• **Data for processing**
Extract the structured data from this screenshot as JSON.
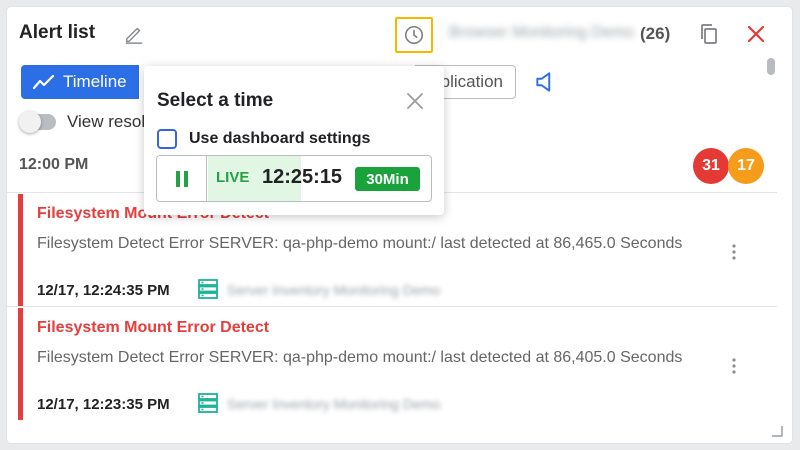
{
  "header": {
    "title": "Alert list",
    "project_name": "Browser Monitoring Demo",
    "count": "(26)"
  },
  "toolbar": {
    "timeline_label": "Timeline",
    "application_label": "Application",
    "view_toggle_label": "View resolved"
  },
  "time_marker": "12:00 PM",
  "badges": {
    "critical": "31",
    "warning": "17"
  },
  "colors": {
    "accent": "#2b6ee6",
    "critical": "#e53935",
    "warning": "#f59c1a",
    "live": "#1aa33a",
    "highlight": "#f5b800"
  },
  "alerts": [
    {
      "title": "Filesystem Mount Error Detect",
      "message": "Filesystem Detect Error SERVER: qa-php-demo mount:/ last detected at 86,465.0 Seconds",
      "time": "12/17, 12:24:35 PM",
      "server": "Server Inventory Monitoring Demo"
    },
    {
      "title": "Filesystem Mount Error Detect",
      "message": "Filesystem Detect Error SERVER: qa-php-demo mount:/ last detected at 86,405.0 Seconds",
      "time": "12/17, 12:23:35 PM",
      "server": "Server Inventory Monitoring Demo"
    }
  ],
  "time_popover": {
    "title": "Select a time",
    "checkbox_label": "Use dashboard settings",
    "live_label": "LIVE",
    "live_time": "12:25:15",
    "duration": "30Min"
  }
}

• **Aim**
Quote each line of the listing exactly, but leave the pictures out.

• **Complete response**
Extract the structured data from this screenshot as JSON.
{
  "header": {
    "title": "Alert list",
    "project_name": "Browser Monitoring Demo",
    "count": "(26)"
  },
  "toolbar": {
    "timeline_label": "Timeline",
    "application_label": "Application",
    "view_toggle_label": "View resolved"
  },
  "time_marker": "12:00 PM",
  "badges": {
    "critical": "31",
    "warning": "17"
  },
  "colors": {
    "accent": "#2b6ee6",
    "critical": "#e53935",
    "warning": "#f59c1a",
    "live": "#1aa33a",
    "highlight": "#f5b800"
  },
  "alerts": [
    {
      "title": "Filesystem Mount Error Detect",
      "message": "Filesystem Detect Error SERVER: qa-php-demo mount:/ last detected at 86,465.0 Seconds",
      "time": "12/17, 12:24:35 PM",
      "server": "Server Inventory Monitoring Demo"
    },
    {
      "title": "Filesystem Mount Error Detect",
      "message": "Filesystem Detect Error SERVER: qa-php-demo mount:/ last detected at 86,405.0 Seconds",
      "time": "12/17, 12:23:35 PM",
      "server": "Server Inventory Monitoring Demo"
    }
  ],
  "time_popover": {
    "title": "Select a time",
    "checkbox_label": "Use dashboard settings",
    "live_label": "LIVE",
    "live_time": "12:25:15",
    "duration": "30Min"
  }
}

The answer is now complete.